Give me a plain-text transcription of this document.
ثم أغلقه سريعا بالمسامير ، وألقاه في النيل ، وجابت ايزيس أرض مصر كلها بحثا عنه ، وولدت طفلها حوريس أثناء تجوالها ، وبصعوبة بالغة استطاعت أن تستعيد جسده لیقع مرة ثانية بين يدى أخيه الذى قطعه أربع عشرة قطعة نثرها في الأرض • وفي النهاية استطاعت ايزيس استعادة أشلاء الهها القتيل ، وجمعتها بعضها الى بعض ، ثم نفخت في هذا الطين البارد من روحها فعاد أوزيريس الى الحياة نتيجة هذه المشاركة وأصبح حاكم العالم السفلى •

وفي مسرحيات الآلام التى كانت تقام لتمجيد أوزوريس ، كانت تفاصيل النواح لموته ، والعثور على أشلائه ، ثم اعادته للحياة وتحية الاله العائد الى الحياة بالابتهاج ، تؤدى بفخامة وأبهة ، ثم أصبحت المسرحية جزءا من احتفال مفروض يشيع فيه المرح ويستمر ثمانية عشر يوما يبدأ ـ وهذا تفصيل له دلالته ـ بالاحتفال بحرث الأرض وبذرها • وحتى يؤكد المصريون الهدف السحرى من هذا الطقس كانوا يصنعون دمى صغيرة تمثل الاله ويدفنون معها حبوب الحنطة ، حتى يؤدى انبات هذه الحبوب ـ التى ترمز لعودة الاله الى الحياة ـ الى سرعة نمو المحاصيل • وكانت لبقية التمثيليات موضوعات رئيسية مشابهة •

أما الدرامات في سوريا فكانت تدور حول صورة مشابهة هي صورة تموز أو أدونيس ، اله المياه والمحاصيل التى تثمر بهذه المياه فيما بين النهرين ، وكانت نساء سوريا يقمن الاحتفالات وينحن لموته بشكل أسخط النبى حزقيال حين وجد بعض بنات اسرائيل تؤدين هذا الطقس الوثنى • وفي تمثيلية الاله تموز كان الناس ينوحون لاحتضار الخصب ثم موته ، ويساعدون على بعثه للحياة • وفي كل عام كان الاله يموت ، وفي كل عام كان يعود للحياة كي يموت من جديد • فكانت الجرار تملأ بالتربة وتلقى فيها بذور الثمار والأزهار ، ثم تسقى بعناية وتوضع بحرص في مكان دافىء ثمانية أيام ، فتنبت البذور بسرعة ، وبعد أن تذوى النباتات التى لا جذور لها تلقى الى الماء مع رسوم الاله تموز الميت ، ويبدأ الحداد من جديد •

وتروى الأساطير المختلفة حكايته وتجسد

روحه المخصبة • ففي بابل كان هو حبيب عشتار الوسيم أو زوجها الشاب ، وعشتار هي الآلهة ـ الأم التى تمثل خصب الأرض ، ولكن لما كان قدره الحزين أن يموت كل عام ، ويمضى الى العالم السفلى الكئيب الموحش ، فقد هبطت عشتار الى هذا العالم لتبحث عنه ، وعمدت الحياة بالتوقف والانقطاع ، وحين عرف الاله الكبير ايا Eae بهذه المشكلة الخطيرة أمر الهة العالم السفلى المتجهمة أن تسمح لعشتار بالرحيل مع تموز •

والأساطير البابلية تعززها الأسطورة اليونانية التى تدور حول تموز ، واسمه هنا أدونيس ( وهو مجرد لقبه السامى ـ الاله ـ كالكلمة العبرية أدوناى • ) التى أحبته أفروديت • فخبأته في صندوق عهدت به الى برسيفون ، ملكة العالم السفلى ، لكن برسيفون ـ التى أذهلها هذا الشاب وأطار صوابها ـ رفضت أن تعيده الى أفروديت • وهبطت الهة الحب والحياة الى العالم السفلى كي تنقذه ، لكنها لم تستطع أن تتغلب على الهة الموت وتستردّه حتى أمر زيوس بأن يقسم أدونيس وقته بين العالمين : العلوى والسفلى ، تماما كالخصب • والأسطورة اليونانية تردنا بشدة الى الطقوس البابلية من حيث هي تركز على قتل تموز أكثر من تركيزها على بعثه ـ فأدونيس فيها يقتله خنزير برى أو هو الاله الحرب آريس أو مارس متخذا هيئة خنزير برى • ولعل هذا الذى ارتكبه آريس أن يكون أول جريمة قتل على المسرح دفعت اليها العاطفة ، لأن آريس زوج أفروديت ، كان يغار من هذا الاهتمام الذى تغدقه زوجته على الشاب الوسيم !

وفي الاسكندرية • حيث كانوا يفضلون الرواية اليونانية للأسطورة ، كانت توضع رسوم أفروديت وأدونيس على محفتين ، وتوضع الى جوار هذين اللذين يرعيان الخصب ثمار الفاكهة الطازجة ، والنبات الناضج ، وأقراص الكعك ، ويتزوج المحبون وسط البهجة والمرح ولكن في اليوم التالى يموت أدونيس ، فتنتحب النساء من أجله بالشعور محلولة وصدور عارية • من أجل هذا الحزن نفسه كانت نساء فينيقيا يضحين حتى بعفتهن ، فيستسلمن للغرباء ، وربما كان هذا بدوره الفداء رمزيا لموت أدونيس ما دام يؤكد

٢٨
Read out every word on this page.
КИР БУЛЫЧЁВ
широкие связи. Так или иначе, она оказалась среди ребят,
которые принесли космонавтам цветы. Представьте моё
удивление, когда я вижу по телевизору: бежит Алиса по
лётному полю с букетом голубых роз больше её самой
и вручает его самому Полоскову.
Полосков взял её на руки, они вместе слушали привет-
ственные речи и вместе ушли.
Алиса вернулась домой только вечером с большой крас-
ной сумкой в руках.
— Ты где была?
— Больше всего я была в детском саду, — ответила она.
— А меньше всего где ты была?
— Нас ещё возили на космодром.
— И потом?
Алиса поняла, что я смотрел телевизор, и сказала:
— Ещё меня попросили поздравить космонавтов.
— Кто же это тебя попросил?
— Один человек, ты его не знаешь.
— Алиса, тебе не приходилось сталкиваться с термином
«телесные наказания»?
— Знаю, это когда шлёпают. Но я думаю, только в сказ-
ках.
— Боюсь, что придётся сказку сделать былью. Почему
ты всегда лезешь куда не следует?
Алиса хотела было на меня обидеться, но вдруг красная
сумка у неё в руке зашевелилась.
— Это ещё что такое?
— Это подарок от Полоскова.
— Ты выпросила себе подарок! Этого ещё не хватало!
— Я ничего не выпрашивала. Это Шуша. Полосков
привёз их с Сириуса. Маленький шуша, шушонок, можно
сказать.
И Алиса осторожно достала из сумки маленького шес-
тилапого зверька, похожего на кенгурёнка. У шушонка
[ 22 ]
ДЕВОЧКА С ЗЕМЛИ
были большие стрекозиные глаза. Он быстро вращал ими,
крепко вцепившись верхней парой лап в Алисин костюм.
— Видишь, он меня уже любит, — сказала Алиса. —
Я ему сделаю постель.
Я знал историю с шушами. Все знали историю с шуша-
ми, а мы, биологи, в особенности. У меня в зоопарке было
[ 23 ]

▶ Instruction: Restate every record exactly, leaving nothing out.

▶ Full output:
Give me a plain-text transcription of this document.
ثم أغلقه سريعا بالمسامير ، وألقاه في النيل ، وجابت ايزيس أرض مصر كلها بحثا عنه ، وولدت طفلها حوريس أثناء تجوالها ، وبصعوبة بالغة استطاعت أن تستعيد جسده لیقع مرة ثانية بين يدى أخيه الذى قطعه أربع عشرة قطعة نثرها في الأرض • وفي النهاية استطاعت ايزيس استعادة أشلاء الهها القتيل ، وجمعتها بعضها الى بعض ، ثم نفخت في هذا الطين البارد من روحها فعاد أوزيريس الى الحياة نتيجة هذه المشاركة وأصبح حاكم العالم السفلى •

وفي مسرحيات الآلام التى كانت تقام لتمجيد أوزوريس ، كانت تفاصيل النواح لموته ، والعثور على أشلائه ، ثم اعادته للحياة وتحية الاله العائد الى الحياة بالابتهاج ، تؤدى بفخامة وأبهة ، ثم أصبحت المسرحية جزءا من احتفال مفروض يشيع فيه المرح ويستمر ثمانية عشر يوما يبدأ ـ وهذا تفصيل له دلالته ـ بالاحتفال بحرث الأرض وبذرها • وحتى يؤكد المصريون الهدف السحرى من هذا الطقس كانوا يصنعون دمى صغيرة تمثل الاله ويدفنون معها حبوب الحنطة ، حتى يؤدى انبات هذه الحبوب ـ التى ترمز لعودة الاله الى الحياة ـ الى سرعة نمو المحاصيل • وكانت لبقية التمثيليات موضوعات رئيسية مشابهة •

أما الدرامات في سوريا فكانت تدور حول صورة مشابهة هي صورة تموز أو أدونيس ، اله المياه والمحاصيل التى تثمر بهذه المياه فيما بين النهرين ، وكانت نساء سوريا يقمن الاحتفالات وينحن لموته بشكل أسخط النبى حزقيال حين وجد بعض بنات اسرائيل تؤدين هذا الطقس الوثنى • وفي تمثيلية الاله تموز كان الناس ينوحون لاحتضار الخصب ثم موته ، ويساعدون على بعثه للحياة • وفي كل عام كان الاله يموت ، وفي كل عام كان يعود للحياة كي يموت من جديد • فكانت الجرار تملأ بالتربة وتلقى فيها بذور الثمار والأزهار ، ثم تسقى بعناية وتوضع بحرص في مكان دافىء ثمانية أيام ، فتنبت البذور بسرعة ، وبعد أن تذوى النباتات التى لا جذور لها تلقى الى الماء مع رسوم الاله تموز الميت ، ويبدأ الحداد من جديد •

وتروى الأساطير المختلفة حكايته وتجسد

روحه المخصبة • ففي بابل كان هو حبيب عشتار الوسيم أو زوجها الشاب ، وعشتار هي الآلهة ـ الأم التى تمثل خصب الأرض ، ولكن لما كان قدره الحزين أن يموت كل عام ، ويمضى الى العالم السفلى الكئيب الموحش ، فقد هبطت عشتار الى هذا العالم لتبحث عنه ، وعمدت الحياة بالتوقف والانقطاع ، وحين عرف الاله الكبير ايا Eae بهذه المشكلة الخطيرة أمر الهة العالم السفلى المتجهمة أن تسمح لعشتار بالرحيل مع تموز •

والأساطير البابلية تعززها الأسطورة اليونانية التى تدور حول تموز ، واسمه هنا أدونيس ( وهو مجرد لقبه السامى ـ الاله ـ كالكلمة العبرية أدوناى • ) التى أحبته أفروديت • فخبأته في صندوق عهدت به الى برسيفون ، ملكة العالم السفلى ، لكن برسيفون ـ التى أذهلها هذا الشاب وأطار صوابها ـ رفضت أن تعيده الى أفروديت • وهبطت الهة الحب والحياة الى العالم السفلى كي تنقذه ، لكنها لم تستطع أن تتغلب على الهة الموت وتستردّه حتى أمر زيوس بأن يقسم أدونيس وقته بين العالمين : العلوى والسفلى ، تماما كالخصب • والأسطورة اليونانية تردنا بشدة الى الطقوس البابلية من حيث هي تركز على قتل تموز أكثر من تركيزها على بعثه ـ فأدونيس فيها يقتله خنزير برى أو هو الاله الحرب آريس أو مارس متخذا هيئة خنزير برى • ولعل هذا الذى ارتكبه آريس أن يكون أول جريمة قتل على المسرح دفعت اليها العاطفة ، لأن آريس زوج أفروديت ، كان يغار من هذا الاهتمام الذى تغدقه زوجته على الشاب الوسيم !

وفي الاسكندرية • حيث كانوا يفضلون الرواية اليونانية للأسطورة ، كانت توضع رسوم أفروديت وأدونيس على محفتين ، وتوضع الى جوار هذين اللذين يرعيان الخصب ثمار الفاكهة الطازجة ، والنبات الناضج ، وأقراص الكعك ، ويتزوج المحبون وسط البهجة والمرح ولكن في اليوم التالى يموت أدونيس ، فتنتحب النساء من أجله بالشعور محلولة وصدور عارية • من أجل هذا الحزن نفسه كانت نساء فينيقيا يضحين حتى بعفتهن ، فيستسلمن للغرباء ، وربما كان هذا بدوره الفداء رمزيا لموت أدونيس ما دام يؤكد

٢٨
Read out every word on this page.
КИР БУЛЫЧЁВ
широкие связи. Так или иначе, она оказалась среди ребят,
которые принесли космонавтам цветы. Представьте моё
удивление, когда я вижу по телевизору: бежит Алиса по
лётному полю с букетом голубых роз больше её самой
и вручает его самому Полоскову.
Полосков взял её на руки, они вместе слушали привет-
ственные речи и вместе ушли.
Алиса вернулась домой только вечером с большой крас-
ной сумкой в руках.
— Ты где была?
— Больше всего я была в детском саду, — ответила она.
— А меньше всего где ты была?
— Нас ещё возили на космодром.
— И потом?
Алиса поняла, что я смотрел телевизор, и сказала:
— Ещё меня попросили поздравить космонавтов.
— Кто же это тебя попросил?
— Один человек, ты его не знаешь.
— Алиса, тебе не приходилось сталкиваться с термином
«телесные наказания»?
— Знаю, это когда шлёпают. Но я думаю, только в сказ-
ках.
— Боюсь, что придётся сказку сделать былью. Почему
ты всегда лезешь куда не следует?
Алиса хотела было на меня обидеться, но вдруг красная
сумка у неё в руке зашевелилась.
— Это ещё что такое?
— Это подарок от Полоскова.
— Ты выпросила себе подарок! Этого ещё не хватало!
— Я ничего не выпрашивала. Это Шуша. Полосков
привёз их с Сириуса. Маленький шуша, шушонок, можно
сказать.
И Алиса осторожно достала из сумки маленького шес-
тилапого зверька, похожего на кенгурёнка. У шушонка
[ 22 ]
ДЕВОЧКА С ЗЕМЛИ
были большие стрекозиные глаза. Он быстро вращал ими,
крепко вцепившись верхней парой лап в Алисин костюм.
— Видишь, он меня уже любит, — сказала Алиса. —
Я ему сделаю постель.
Я знал историю с шушами. Все знали историю с шуша-
ми, а мы, биологи, в особенности. У меня в зоопарке было
[ 23 ]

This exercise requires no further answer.